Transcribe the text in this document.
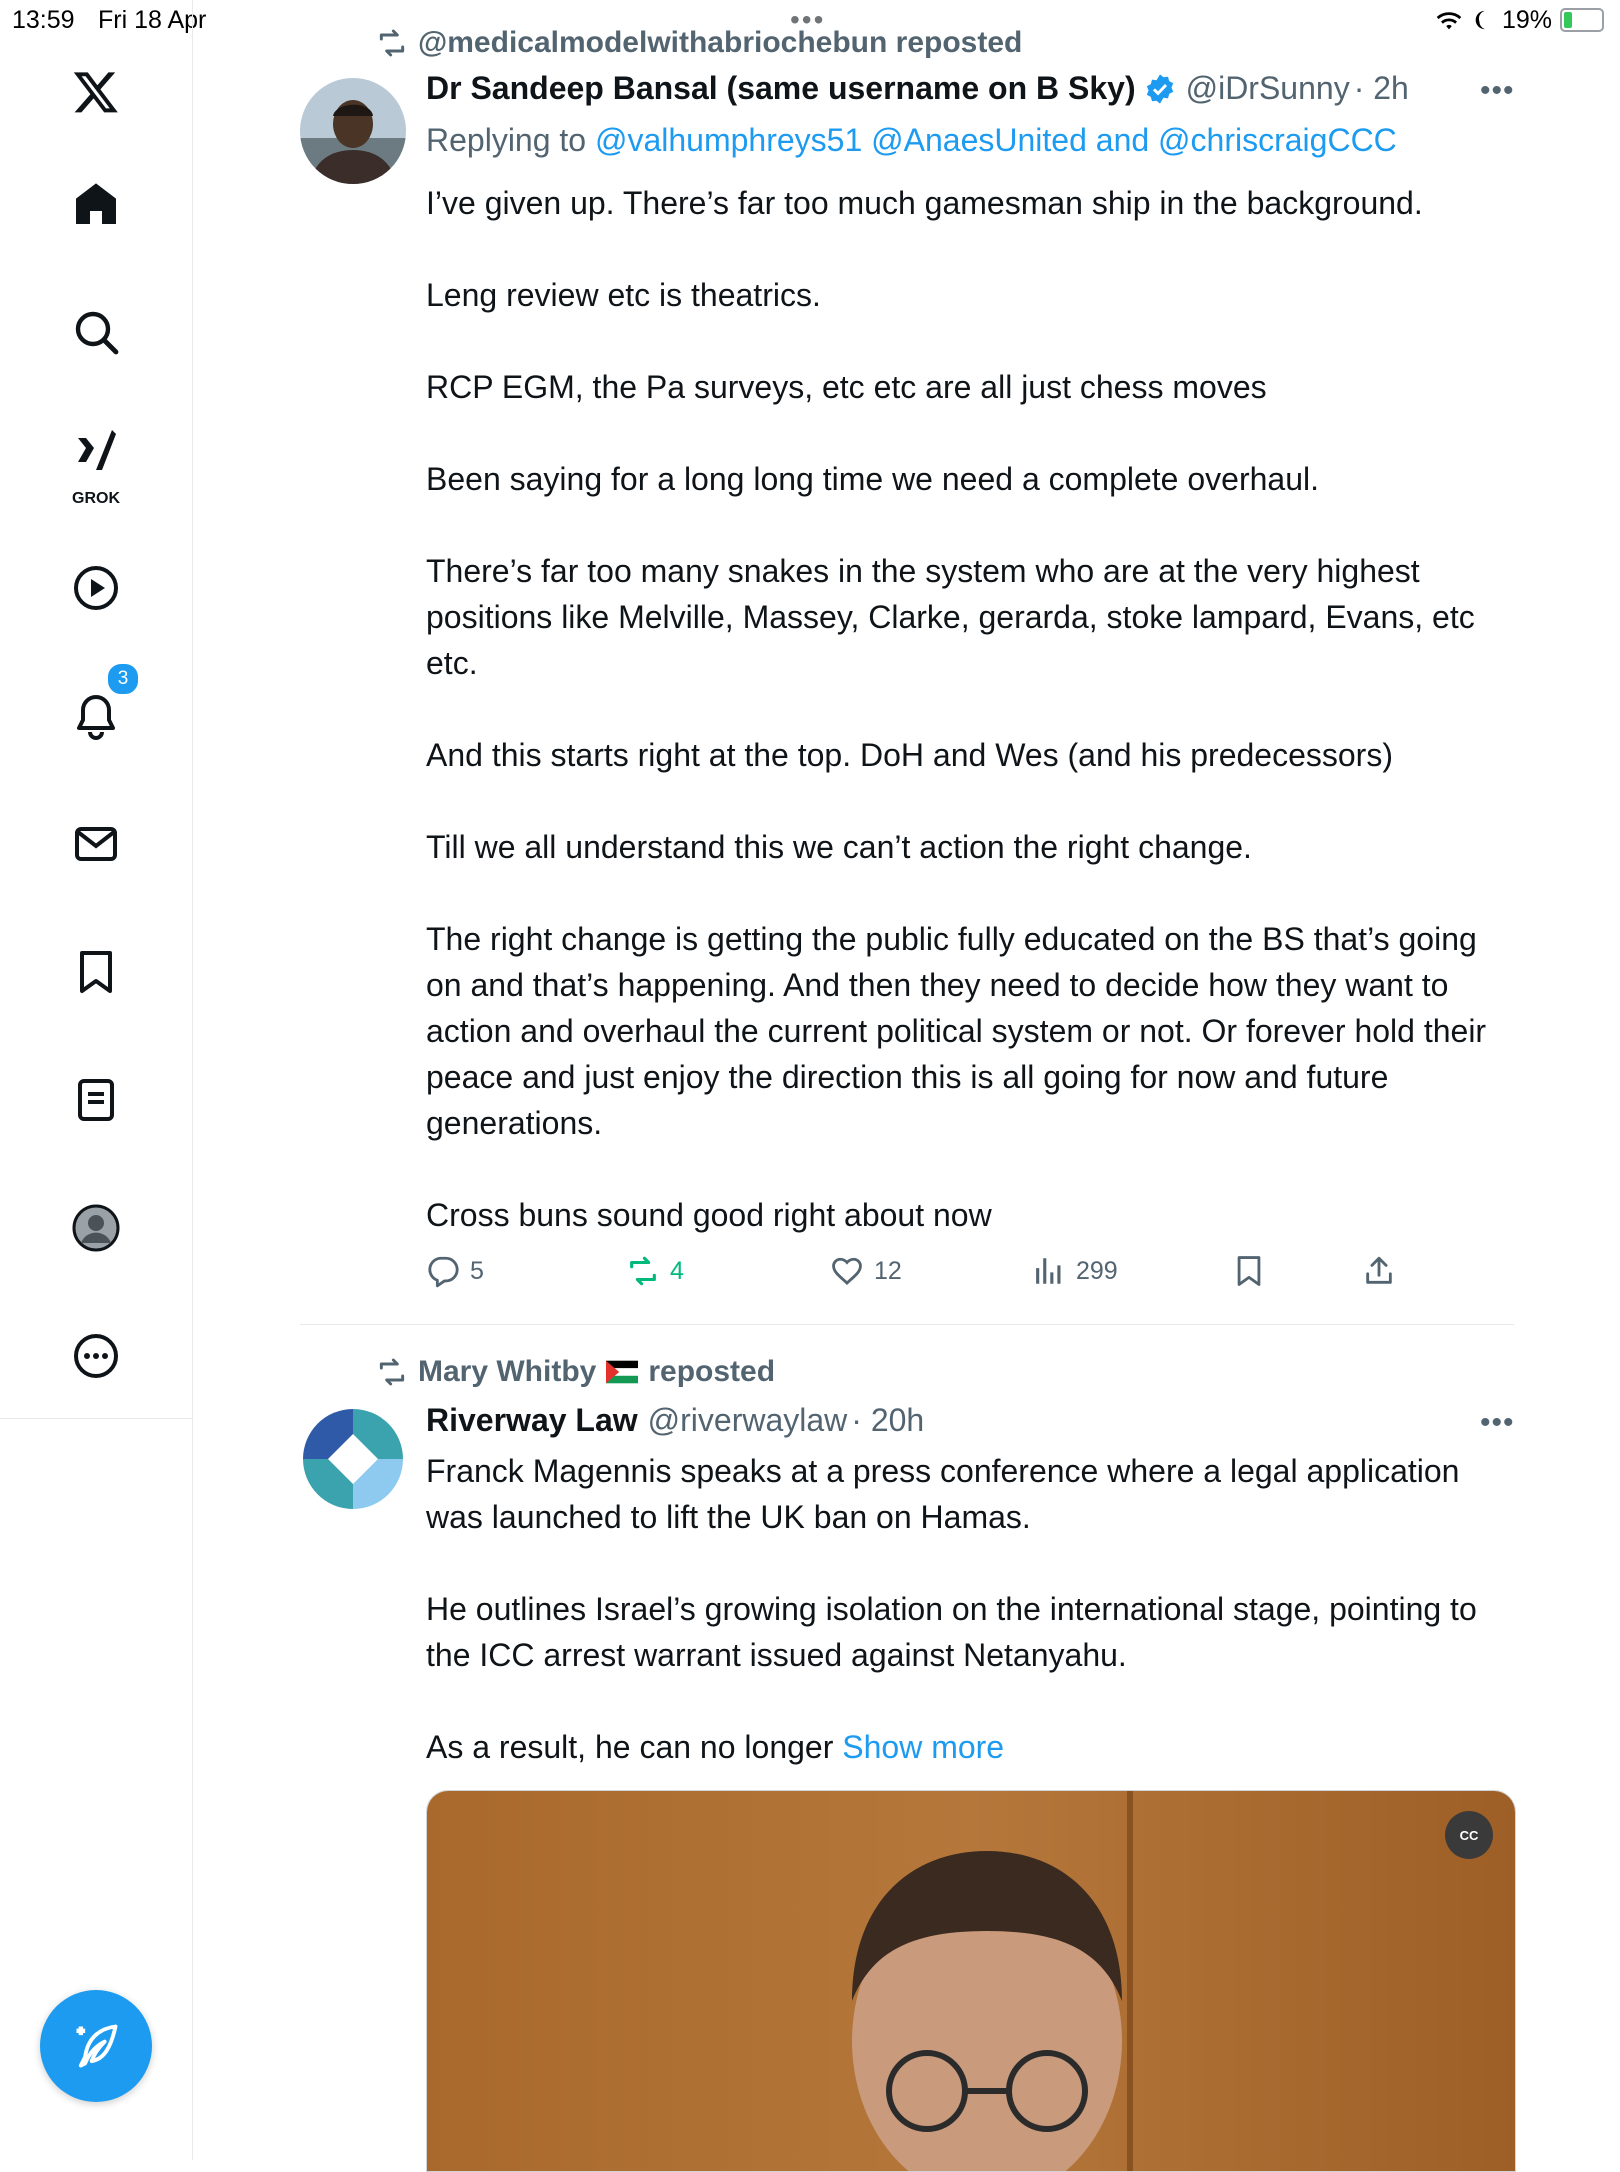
13:59 Fri 18 Apr	•••	19%
GROK
3
@medicalmodelwithabriochebun reposted
Dr Sandeep Bansal (same username on B Sky) @iDrSunny · 2h •••
Replying to @valhumphreys51 @AnaesUnited and @chriscraigCCC

I’ve given up. There’s far too much gamesman ship in the background.

Leng review etc is theatrics.

RCP EGM, the Pa surveys, etc etc are all just chess moves

Been saying for a long long time we need a complete overhaul.

There’s far too many snakes in the system who are at the very highest positions like Melville, Massey, Clarke, gerarda, stoke lampard, Evans, etc etc.

And this starts right at the top. DoH and Wes (and his predecessors)

Till we all understand this we can’t action the right change.

The right change is getting the public fully educated on the BS that’s going on and that’s happening. And then they need to decide how they want to action and overhaul the current political system or not. Or forever hold their peace and just enjoy the direction this is all going for now and future generations.

Cross buns sound good right about now

5	4	12	299
Mary Whitby reposted
Riverway Law @riverwaylaw · 20h	•••

Franck Magennis speaks at a press conference where a legal application was launched to lift the UK ban on Hamas.

He outlines Israel’s growing isolation on the international stage, pointing to the ICC arrest warrant issued against Netanyahu.

As a result, he can no longer Show more

CC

====================

* [Problem statement]: Every line of text is to be repeated exactly; pictures are left out.

* [Answer to the task]:
Transcribe the text in this document.
13:59 Fri 18 Apr	•••	19%
GROK
3
@medicalmodelwithabriochebun reposted
Dr Sandeep Bansal (same username on B Sky) @iDrSunny · 2h •••
Replying to @valhumphreys51 @AnaesUnited and @chriscraigCCC

I’ve given up. There’s far too much gamesman ship in the background.

Leng review etc is theatrics.

RCP EGM, the Pa surveys, etc etc are all just chess moves

Been saying for a long long time we need a complete overhaul.

There’s far too many snakes in the system who are at the very highest positions like Melville, Massey, Clarke, gerarda, stoke lampard, Evans, etc etc.

And this starts right at the top. DoH and Wes (and his predecessors)

Till we all understand this we can’t action the right change.

The right change is getting the public fully educated on the BS that’s going on and that’s happening. And then they need to decide how they want to action and overhaul the current political system or not. Or forever hold their peace and just enjoy the direction this is all going for now and future generations.

Cross buns sound good right about now

5	4	12	299
Mary Whitby reposted
Riverway Law @riverwaylaw · 20h	•••

Franck Magennis speaks at a press conference where a legal application was launched to lift the UK ban on Hamas.

He outlines Israel’s growing isolation on the international stage, pointing to the ICC arrest warrant issued against Netanyahu.

As a result, he can no longer Show more

CC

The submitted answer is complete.